Input rows:
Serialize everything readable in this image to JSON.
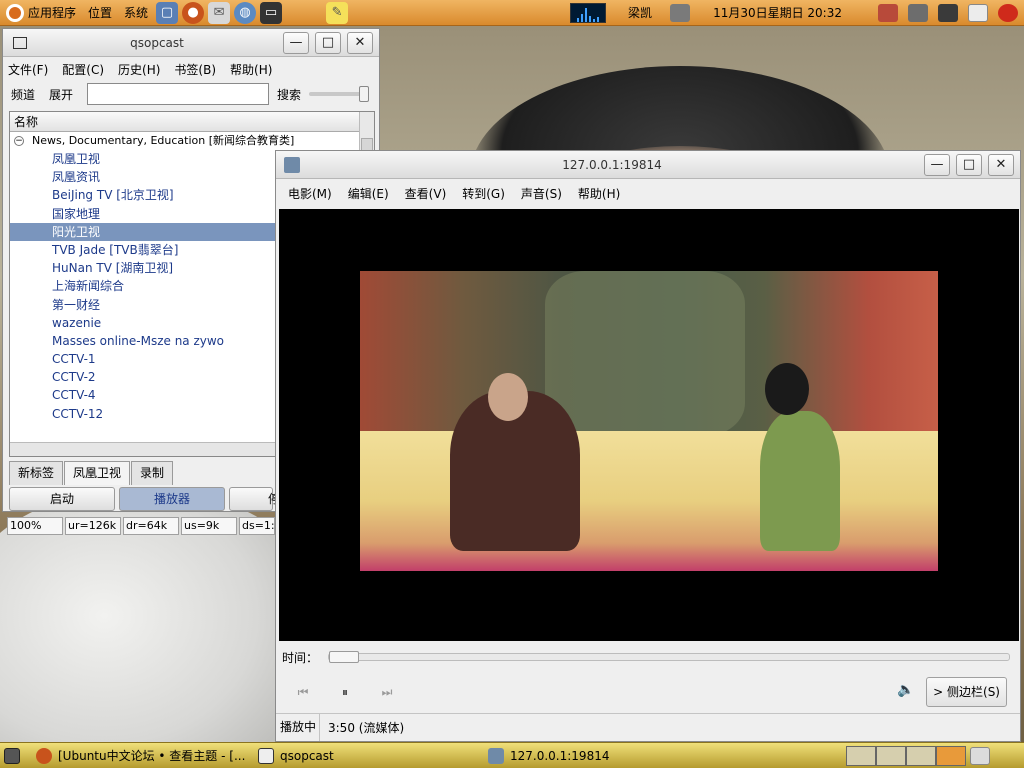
{
  "top_panel": {
    "menus": [
      "应用程序",
      "位置",
      "系统"
    ],
    "user": "梁凯",
    "clock": "11月30日星期日 20:32",
    "colors": {
      "panel": "#e09a3e"
    }
  },
  "qsopcast": {
    "title": "qsopcast",
    "menus": [
      "文件(F)",
      "配置(C)",
      "历史(H)",
      "书签(B)",
      "帮助(H)"
    ],
    "toolbar": {
      "channel_label": "频道",
      "expand_label": "展开",
      "search_label": "搜索",
      "search_value": ""
    },
    "tree": {
      "header": "名称",
      "group": "News, Documentary, Education [新闻综合教育类]",
      "items": [
        "凤凰卫视",
        "凤凰资讯",
        "BeiJing TV [北京卫视]",
        "国家地理",
        "阳光卫视",
        "TVB Jade [TVB翡翠台]",
        "HuNan TV [湖南卫视]",
        "上海新闻综合",
        "第一财经",
        "wazenie",
        "Masses online-Msze na zywo",
        "CCTV-1",
        "CCTV-2",
        "CCTV-4",
        "CCTV-12"
      ],
      "selected_index": 4
    },
    "tabs": [
      "新标签",
      "凤凰卫视",
      "录制"
    ],
    "buttons": {
      "start": "启动",
      "player": "播放器",
      "stop": "停"
    },
    "status": {
      "progress": "100%",
      "ur": "ur=126k",
      "dr": "dr=64k",
      "us": "us=9k",
      "ds": "ds=1:"
    }
  },
  "player": {
    "title": "127.0.0.1:19814",
    "menus": [
      "电影(M)",
      "编辑(E)",
      "查看(V)",
      "转到(G)",
      "声音(S)",
      "帮助(H)"
    ],
    "time_label": "时间：",
    "sidebar_label": "> 侧边栏(S)",
    "status_state": "播放中",
    "status_time": "3:50 (流媒体)",
    "seek_fraction": 0.0
  },
  "taskbar": {
    "tasks": [
      "[Ubuntu中文论坛 • 查看主题 - [...",
      "qsopcast",
      "127.0.0.1:19814"
    ]
  }
}
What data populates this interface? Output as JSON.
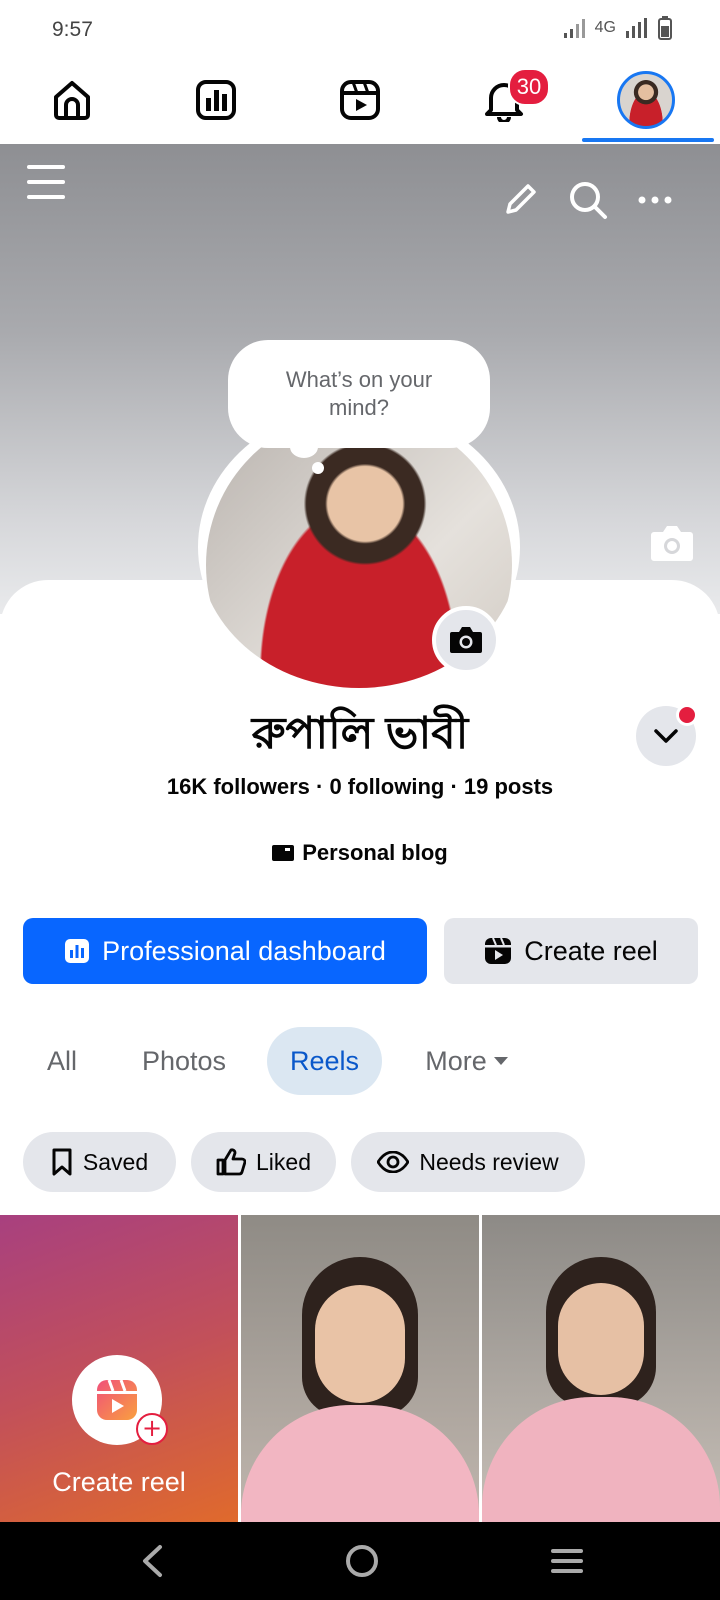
{
  "status_bar": {
    "time": "9:57",
    "network": "4G"
  },
  "nav": {
    "notification_count": "30",
    "tabs": [
      "home",
      "dashboard",
      "reels",
      "notifications",
      "profile"
    ]
  },
  "bubble": {
    "text": "What’s on your mind?"
  },
  "profile": {
    "name": "রুপালি ভাবী",
    "stats": "16K followers · 0 following · 19 posts",
    "category": "Personal blog"
  },
  "buttons": {
    "dashboard": "Professional dashboard",
    "create_reel": "Create reel"
  },
  "tabs": [
    {
      "label": "All"
    },
    {
      "label": "Photos"
    },
    {
      "label": "Reels"
    },
    {
      "label": "More"
    }
  ],
  "chips": [
    {
      "label": "Saved"
    },
    {
      "label": "Liked"
    },
    {
      "label": "Needs review"
    }
  ],
  "grid": {
    "create_label": "Create reel"
  },
  "colors": {
    "accent": "#0866ff",
    "badge": "#e41e3f",
    "selected_tab_bg": "#dbe7f2"
  }
}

What the task asks:
Restate the data above word for word. Do not include the images.

Reply to the task:
Serialize everything readable in this image to JSON.
{
  "top_panel": {
    "menus": [
      "应用程序",
      "位置",
      "系统"
    ],
    "user": "梁凯",
    "clock": "11月30日星期日 20:32",
    "colors": {
      "panel": "#e09a3e"
    }
  },
  "qsopcast": {
    "title": "qsopcast",
    "menus": [
      "文件(F)",
      "配置(C)",
      "历史(H)",
      "书签(B)",
      "帮助(H)"
    ],
    "toolbar": {
      "channel_label": "频道",
      "expand_label": "展开",
      "search_label": "搜索",
      "search_value": ""
    },
    "tree": {
      "header": "名称",
      "group": "News, Documentary, Education [新闻综合教育类]",
      "items": [
        "凤凰卫视",
        "凤凰资讯",
        "BeiJing TV [北京卫视]",
        "国家地理",
        "阳光卫视",
        "TVB Jade [TVB翡翠台]",
        "HuNan TV [湖南卫视]",
        "上海新闻综合",
        "第一财经",
        "wazenie",
        "Masses online-Msze na zywo",
        "CCTV-1",
        "CCTV-2",
        "CCTV-4",
        "CCTV-12"
      ],
      "selected_index": 4
    },
    "tabs": [
      "新标签",
      "凤凰卫视",
      "录制"
    ],
    "buttons": {
      "start": "启动",
      "player": "播放器",
      "stop": "停"
    },
    "status": {
      "progress": "100%",
      "ur": "ur=126k",
      "dr": "dr=64k",
      "us": "us=9k",
      "ds": "ds=1:"
    }
  },
  "player": {
    "title": "127.0.0.1:19814",
    "menus": [
      "电影(M)",
      "编辑(E)",
      "查看(V)",
      "转到(G)",
      "声音(S)",
      "帮助(H)"
    ],
    "time_label": "时间：",
    "sidebar_label": "> 侧边栏(S)",
    "status_state": "播放中",
    "status_time": "3:50 (流媒体)",
    "seek_fraction": 0.0
  },
  "taskbar": {
    "tasks": [
      "[Ubuntu中文论坛 • 查看主题 - [...",
      "qsopcast",
      "127.0.0.1:19814"
    ]
  }
}
What data populates this interface? Output as JSON.
{
  "status_bar": {
    "time": "9:57",
    "network": "4G"
  },
  "nav": {
    "notification_count": "30",
    "tabs": [
      "home",
      "dashboard",
      "reels",
      "notifications",
      "profile"
    ]
  },
  "bubble": {
    "text": "What’s on your mind?"
  },
  "profile": {
    "name": "রুপালি ভাবী",
    "stats": "16K followers · 0 following · 19 posts",
    "category": "Personal blog"
  },
  "buttons": {
    "dashboard": "Professional dashboard",
    "create_reel": "Create reel"
  },
  "tabs": [
    {
      "label": "All"
    },
    {
      "label": "Photos"
    },
    {
      "label": "Reels"
    },
    {
      "label": "More"
    }
  ],
  "chips": [
    {
      "label": "Saved"
    },
    {
      "label": "Liked"
    },
    {
      "label": "Needs review"
    }
  ],
  "grid": {
    "create_label": "Create reel"
  },
  "colors": {
    "accent": "#0866ff",
    "badge": "#e41e3f",
    "selected_tab_bg": "#dbe7f2"
  }
}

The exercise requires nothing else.